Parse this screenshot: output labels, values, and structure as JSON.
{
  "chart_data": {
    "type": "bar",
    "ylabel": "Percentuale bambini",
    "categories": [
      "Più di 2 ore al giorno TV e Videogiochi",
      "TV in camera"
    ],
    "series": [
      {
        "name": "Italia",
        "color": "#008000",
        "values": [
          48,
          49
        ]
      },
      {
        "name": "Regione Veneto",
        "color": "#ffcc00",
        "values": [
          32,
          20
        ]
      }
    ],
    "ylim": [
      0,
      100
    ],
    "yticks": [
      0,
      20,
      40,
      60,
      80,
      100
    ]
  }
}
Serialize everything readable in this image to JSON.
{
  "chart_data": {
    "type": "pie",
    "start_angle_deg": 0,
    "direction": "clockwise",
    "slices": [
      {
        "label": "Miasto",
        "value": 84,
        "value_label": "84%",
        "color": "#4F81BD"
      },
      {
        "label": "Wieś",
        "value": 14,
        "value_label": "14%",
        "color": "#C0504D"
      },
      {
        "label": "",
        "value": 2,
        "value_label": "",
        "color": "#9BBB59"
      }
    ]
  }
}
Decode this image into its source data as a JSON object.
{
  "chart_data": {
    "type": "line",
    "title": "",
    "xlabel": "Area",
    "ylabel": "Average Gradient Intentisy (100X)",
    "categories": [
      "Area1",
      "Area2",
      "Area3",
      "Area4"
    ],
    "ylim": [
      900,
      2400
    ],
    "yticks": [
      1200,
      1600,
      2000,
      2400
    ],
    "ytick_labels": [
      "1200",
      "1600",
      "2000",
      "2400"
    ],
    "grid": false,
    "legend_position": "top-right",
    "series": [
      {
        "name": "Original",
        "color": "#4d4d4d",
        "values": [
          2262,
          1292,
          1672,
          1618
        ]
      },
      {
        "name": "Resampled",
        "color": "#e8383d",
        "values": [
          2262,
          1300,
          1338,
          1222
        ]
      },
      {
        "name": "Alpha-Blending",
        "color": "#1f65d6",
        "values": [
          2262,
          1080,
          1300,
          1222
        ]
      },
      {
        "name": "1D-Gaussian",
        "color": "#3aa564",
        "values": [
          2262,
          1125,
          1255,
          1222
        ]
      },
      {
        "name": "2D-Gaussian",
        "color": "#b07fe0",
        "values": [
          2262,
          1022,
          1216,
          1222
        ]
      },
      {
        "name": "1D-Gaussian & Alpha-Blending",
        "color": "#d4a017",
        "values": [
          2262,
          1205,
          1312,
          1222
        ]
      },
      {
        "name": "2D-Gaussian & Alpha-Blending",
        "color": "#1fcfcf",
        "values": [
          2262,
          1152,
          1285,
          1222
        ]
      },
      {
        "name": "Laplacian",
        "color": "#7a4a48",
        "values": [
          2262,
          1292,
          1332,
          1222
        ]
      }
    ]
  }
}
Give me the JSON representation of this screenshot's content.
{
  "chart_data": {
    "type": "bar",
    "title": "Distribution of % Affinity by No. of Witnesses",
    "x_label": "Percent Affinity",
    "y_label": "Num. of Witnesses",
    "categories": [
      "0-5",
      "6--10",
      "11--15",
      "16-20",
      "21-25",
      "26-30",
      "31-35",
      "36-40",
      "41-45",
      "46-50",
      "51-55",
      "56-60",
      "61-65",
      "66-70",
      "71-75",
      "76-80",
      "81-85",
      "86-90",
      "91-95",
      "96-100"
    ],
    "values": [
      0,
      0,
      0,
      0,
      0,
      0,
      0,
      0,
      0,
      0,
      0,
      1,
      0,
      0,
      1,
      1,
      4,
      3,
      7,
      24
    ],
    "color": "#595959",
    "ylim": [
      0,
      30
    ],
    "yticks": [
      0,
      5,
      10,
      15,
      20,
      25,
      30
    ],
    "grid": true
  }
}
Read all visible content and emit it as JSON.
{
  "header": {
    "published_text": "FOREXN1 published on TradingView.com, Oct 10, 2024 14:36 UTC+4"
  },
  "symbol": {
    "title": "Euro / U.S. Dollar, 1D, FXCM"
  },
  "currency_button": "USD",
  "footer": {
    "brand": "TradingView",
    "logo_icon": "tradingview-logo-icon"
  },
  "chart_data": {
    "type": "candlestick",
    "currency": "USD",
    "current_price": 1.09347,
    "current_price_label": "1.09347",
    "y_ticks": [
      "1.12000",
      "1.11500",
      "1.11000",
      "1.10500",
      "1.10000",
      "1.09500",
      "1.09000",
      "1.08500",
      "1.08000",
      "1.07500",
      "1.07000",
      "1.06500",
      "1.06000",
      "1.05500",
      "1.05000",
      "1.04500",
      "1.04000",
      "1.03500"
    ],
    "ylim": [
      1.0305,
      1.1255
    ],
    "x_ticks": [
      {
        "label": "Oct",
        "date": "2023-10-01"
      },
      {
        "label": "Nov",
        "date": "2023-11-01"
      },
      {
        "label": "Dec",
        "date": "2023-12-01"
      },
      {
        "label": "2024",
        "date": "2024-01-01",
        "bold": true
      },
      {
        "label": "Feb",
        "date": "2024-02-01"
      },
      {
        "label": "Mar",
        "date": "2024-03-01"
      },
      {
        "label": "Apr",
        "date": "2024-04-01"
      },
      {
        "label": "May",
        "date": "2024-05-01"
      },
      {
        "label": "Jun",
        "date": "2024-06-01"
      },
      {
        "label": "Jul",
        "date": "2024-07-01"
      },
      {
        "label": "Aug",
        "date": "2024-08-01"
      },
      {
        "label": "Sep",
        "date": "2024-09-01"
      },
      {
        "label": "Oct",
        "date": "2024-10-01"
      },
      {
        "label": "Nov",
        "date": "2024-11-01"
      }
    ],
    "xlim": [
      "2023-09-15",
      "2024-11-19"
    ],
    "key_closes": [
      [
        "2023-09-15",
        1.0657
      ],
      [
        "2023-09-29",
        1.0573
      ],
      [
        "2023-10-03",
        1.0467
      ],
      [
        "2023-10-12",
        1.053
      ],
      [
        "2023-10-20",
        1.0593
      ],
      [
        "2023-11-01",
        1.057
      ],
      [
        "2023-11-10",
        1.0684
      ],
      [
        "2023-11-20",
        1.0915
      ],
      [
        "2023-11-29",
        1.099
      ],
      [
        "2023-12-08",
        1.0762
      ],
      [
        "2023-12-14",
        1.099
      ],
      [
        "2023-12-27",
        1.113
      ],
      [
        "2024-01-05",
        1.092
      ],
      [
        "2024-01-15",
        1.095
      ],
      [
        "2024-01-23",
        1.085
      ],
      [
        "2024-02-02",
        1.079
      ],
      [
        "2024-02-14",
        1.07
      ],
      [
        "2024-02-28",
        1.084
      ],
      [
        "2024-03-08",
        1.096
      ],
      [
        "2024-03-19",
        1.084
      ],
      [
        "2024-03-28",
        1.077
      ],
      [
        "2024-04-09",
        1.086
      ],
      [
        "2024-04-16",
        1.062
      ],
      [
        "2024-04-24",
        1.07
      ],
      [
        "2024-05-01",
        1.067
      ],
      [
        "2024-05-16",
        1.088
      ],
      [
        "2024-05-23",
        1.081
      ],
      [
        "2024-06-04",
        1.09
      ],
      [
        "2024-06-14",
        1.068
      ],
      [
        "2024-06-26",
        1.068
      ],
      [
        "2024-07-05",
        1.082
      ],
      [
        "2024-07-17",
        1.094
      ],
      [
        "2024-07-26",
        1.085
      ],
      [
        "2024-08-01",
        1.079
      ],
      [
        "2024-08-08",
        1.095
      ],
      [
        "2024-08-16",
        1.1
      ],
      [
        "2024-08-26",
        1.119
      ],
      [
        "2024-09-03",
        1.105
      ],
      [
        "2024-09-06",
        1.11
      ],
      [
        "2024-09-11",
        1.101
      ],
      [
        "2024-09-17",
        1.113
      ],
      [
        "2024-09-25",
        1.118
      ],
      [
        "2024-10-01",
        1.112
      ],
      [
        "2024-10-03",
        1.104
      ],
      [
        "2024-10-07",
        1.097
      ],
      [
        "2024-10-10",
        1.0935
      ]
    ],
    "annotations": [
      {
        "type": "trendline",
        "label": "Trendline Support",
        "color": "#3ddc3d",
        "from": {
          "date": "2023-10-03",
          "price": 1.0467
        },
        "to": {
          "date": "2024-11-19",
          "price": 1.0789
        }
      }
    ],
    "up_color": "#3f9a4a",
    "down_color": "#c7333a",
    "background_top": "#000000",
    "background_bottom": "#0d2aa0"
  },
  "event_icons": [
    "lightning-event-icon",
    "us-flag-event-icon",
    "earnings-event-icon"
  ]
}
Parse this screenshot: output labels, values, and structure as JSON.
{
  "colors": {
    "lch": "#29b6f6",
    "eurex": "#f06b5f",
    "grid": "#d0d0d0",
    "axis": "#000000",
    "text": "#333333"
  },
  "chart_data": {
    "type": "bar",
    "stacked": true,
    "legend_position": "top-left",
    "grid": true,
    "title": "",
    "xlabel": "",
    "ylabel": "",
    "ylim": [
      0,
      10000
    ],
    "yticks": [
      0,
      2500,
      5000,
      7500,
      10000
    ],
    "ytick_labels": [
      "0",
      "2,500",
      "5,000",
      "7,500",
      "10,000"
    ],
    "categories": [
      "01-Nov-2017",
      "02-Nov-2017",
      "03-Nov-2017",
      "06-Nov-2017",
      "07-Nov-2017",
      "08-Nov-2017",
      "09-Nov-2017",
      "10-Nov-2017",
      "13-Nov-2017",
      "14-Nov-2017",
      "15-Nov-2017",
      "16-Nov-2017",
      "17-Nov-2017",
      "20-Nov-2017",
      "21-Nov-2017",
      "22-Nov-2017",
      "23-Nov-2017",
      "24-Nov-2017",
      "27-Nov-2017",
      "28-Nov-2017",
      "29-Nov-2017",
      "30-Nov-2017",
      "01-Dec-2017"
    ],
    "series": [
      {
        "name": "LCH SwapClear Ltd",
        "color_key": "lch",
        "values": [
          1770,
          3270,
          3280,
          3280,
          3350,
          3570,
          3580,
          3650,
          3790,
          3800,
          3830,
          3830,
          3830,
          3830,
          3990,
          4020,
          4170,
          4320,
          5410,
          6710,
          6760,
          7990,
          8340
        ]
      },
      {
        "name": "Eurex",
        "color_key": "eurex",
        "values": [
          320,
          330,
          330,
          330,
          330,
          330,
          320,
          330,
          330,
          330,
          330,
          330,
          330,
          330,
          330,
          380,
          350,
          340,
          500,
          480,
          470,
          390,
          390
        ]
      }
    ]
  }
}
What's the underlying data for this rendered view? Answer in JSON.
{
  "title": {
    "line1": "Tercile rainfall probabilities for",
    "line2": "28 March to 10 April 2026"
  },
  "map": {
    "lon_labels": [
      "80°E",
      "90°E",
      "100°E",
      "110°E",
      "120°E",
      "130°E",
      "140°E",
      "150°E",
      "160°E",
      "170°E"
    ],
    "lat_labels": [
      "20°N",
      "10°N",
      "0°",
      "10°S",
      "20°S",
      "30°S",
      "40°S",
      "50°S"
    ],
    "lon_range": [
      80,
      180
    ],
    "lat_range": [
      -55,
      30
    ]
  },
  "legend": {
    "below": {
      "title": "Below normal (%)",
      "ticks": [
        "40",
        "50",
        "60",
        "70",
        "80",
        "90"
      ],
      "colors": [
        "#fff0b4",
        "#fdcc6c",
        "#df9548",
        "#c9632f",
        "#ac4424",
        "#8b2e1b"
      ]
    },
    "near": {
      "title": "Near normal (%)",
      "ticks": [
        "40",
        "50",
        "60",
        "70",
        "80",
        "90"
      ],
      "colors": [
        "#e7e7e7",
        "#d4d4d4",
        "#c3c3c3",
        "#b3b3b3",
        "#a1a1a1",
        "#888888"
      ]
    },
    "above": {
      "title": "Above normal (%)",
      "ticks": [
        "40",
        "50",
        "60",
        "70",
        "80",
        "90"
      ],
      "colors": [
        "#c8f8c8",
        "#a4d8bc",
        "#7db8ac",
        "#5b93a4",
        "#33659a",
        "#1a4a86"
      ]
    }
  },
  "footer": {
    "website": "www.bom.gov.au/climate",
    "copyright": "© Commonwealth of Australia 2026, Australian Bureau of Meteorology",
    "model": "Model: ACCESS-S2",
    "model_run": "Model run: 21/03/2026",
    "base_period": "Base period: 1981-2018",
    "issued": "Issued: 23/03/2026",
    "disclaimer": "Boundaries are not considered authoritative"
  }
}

━━━━━━━━

Copy every line of the listing where the word "title" appears.

    "title": "",
    "title": "Distribution of % Affinity by No. of Witnesses",
    "title": "Euro / U.S. Dollar, 1D, FXCM"
    "title": "",
  "title": {
      "title": "Below normal (%)",
      "title": "Near normal (%)",
      "title": "Above normal (%)",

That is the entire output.